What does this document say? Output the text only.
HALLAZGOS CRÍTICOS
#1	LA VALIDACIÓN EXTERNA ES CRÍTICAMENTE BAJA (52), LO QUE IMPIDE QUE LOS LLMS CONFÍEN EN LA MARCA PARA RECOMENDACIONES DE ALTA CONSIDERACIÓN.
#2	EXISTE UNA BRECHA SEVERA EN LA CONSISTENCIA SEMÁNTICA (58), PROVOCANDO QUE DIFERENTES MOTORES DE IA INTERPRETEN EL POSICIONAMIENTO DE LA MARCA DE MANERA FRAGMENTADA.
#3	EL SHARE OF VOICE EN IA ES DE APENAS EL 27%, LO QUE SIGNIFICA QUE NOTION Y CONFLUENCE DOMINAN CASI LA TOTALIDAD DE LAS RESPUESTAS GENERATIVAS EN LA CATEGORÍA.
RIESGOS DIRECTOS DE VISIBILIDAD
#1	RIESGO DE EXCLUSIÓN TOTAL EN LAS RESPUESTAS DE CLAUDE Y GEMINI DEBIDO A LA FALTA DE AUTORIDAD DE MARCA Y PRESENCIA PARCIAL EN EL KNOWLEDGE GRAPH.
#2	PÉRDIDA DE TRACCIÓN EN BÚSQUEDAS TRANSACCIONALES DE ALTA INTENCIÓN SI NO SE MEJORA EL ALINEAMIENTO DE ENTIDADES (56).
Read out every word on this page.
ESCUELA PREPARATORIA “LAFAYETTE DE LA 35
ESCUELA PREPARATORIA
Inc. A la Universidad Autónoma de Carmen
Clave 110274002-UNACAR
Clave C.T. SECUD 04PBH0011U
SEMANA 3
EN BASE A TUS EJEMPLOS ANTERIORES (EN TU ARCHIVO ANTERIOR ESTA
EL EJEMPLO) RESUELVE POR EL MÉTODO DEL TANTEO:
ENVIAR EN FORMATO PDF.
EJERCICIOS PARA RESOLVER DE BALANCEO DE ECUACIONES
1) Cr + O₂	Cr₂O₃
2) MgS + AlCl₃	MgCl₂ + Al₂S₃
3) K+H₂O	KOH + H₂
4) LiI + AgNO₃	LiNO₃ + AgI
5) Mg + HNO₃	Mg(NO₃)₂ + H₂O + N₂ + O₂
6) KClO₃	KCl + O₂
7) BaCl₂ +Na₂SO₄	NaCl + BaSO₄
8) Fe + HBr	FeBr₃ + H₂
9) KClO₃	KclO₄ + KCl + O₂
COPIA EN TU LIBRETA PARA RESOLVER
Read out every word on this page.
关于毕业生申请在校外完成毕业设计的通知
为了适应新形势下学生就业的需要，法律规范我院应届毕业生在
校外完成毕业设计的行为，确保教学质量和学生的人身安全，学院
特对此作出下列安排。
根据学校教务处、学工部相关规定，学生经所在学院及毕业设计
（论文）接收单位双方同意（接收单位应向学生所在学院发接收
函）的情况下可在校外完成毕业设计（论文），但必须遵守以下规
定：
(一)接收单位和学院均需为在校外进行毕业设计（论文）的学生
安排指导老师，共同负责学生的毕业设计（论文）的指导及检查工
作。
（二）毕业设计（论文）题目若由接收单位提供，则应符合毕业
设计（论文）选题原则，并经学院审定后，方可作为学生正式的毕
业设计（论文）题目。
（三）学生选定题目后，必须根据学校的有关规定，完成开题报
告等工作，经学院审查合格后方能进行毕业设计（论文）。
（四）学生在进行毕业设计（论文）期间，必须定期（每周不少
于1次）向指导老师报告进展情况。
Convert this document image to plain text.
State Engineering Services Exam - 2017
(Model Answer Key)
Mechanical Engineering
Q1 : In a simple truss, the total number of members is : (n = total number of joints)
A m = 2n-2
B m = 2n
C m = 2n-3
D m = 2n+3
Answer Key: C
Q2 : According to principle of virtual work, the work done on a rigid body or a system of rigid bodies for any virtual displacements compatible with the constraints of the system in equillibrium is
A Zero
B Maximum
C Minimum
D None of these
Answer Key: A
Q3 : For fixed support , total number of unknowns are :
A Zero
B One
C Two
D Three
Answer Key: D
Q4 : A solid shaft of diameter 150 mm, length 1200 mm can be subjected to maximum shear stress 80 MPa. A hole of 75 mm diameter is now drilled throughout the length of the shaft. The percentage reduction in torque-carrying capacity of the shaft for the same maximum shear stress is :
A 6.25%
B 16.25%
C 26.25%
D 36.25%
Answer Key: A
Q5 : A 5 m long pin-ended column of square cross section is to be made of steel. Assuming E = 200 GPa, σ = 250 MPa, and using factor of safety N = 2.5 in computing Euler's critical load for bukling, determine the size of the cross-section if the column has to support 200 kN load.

+ + + +

▸ GOAL OF THE EXERCISE
Exactly as shown, repeat every record.

▸ FINISHED TASK
What does this document say? Output the text only.
HALLAZGOS CRÍTICOS
#1	LA VALIDACIÓN EXTERNA ES CRÍTICAMENTE BAJA (52), LO QUE IMPIDE QUE LOS LLMS CONFÍEN EN LA MARCA PARA RECOMENDACIONES DE ALTA CONSIDERACIÓN.
#2	EXISTE UNA BRECHA SEVERA EN LA CONSISTENCIA SEMÁNTICA (58), PROVOCANDO QUE DIFERENTES MOTORES DE IA INTERPRETEN EL POSICIONAMIENTO DE LA MARCA DE MANERA FRAGMENTADA.
#3	EL SHARE OF VOICE EN IA ES DE APENAS EL 27%, LO QUE SIGNIFICA QUE NOTION Y CONFLUENCE DOMINAN CASI LA TOTALIDAD DE LAS RESPUESTAS GENERATIVAS EN LA CATEGORÍA.
RIESGOS DIRECTOS DE VISIBILIDAD
#1	RIESGO DE EXCLUSIÓN TOTAL EN LAS RESPUESTAS DE CLAUDE Y GEMINI DEBIDO A LA FALTA DE AUTORIDAD DE MARCA Y PRESENCIA PARCIAL EN EL KNOWLEDGE GRAPH.
#2	PÉRDIDA DE TRACCIÓN EN BÚSQUEDAS TRANSACCIONALES DE ALTA INTENCIÓN SI NO SE MEJORA EL ALINEAMIENTO DE ENTIDADES (56).
Read out every word on this page.
ESCUELA PREPARATORIA “LAFAYETTE DE LA 35
ESCUELA PREPARATORIA
Inc. A la Universidad Autónoma de Carmen
Clave 110274002-UNACAR
Clave C.T. SECUD 04PBH0011U
SEMANA 3
EN BASE A TUS EJEMPLOS ANTERIORES (EN TU ARCHIVO ANTERIOR ESTA
EL EJEMPLO) RESUELVE POR EL MÉTODO DEL TANTEO:
ENVIAR EN FORMATO PDF.
EJERCICIOS PARA RESOLVER DE BALANCEO DE ECUACIONES
1) Cr + O₂	Cr₂O₃
2) MgS + AlCl₃	MgCl₂ + Al₂S₃
3) K+H₂O	KOH + H₂
4) LiI + AgNO₃	LiNO₃ + AgI
5) Mg + HNO₃	Mg(NO₃)₂ + H₂O + N₂ + O₂
6) KClO₃	KCl + O₂
7) BaCl₂ +Na₂SO₄	NaCl + BaSO₄
8) Fe + HBr	FeBr₃ + H₂
9) KClO₃	KclO₄ + KCl + O₂
COPIA EN TU LIBRETA PARA RESOLVER
Read out every word on this page.
关于毕业生申请在校外完成毕业设计的通知
为了适应新形势下学生就业的需要，法律规范我院应届毕业生在
校外完成毕业设计的行为，确保教学质量和学生的人身安全，学院
特对此作出下列安排。
根据学校教务处、学工部相关规定，学生经所在学院及毕业设计
（论文）接收单位双方同意（接收单位应向学生所在学院发接收
函）的情况下可在校外完成毕业设计（论文），但必须遵守以下规
定：
(一)接收单位和学院均需为在校外进行毕业设计（论文）的学生
安排指导老师，共同负责学生的毕业设计（论文）的指导及检查工
作。
（二）毕业设计（论文）题目若由接收单位提供，则应符合毕业
设计（论文）选题原则，并经学院审定后，方可作为学生正式的毕
业设计（论文）题目。
（三）学生选定题目后，必须根据学校的有关规定，完成开题报
告等工作，经学院审查合格后方能进行毕业设计（论文）。
（四）学生在进行毕业设计（论文）期间，必须定期（每周不少
于1次）向指导老师报告进展情况。
Convert this document image to plain text.
State Engineering Services Exam - 2017
(Model Answer Key)
Mechanical Engineering
Q1 : In a simple truss, the total number of members is : (n = total number of joints)
A m = 2n-2
B m = 2n
C m = 2n-3
D m = 2n+3
Answer Key: C
Q2 : According to principle of virtual work, the work done on a rigid body or a system of rigid bodies for any virtual displacements compatible with the constraints of the system in equillibrium is
A Zero
B Maximum
C Minimum
D None of these
Answer Key: A
Q3 : For fixed support , total number of unknowns are :
A Zero
B One
C Two
D Three
Answer Key: D
Q4 : A solid shaft of diameter 150 mm, length 1200 mm can be subjected to maximum shear stress 80 MPa. A hole of 75 mm diameter is now drilled throughout the length of the shaft. The percentage reduction in torque-carrying capacity of the shaft for the same maximum shear stress is :
A 6.25%
B 16.25%
C 26.25%
D 36.25%
Answer Key: A
Q5 : A 5 m long pin-ended column of square cross section is to be made of steel. Assuming E = 200 GPa, σ = 250 MPa, and using factor of safety N = 2.5 in computing Euler's critical load for bukling, determine the size of the cross-section if the column has to support 200 kN load.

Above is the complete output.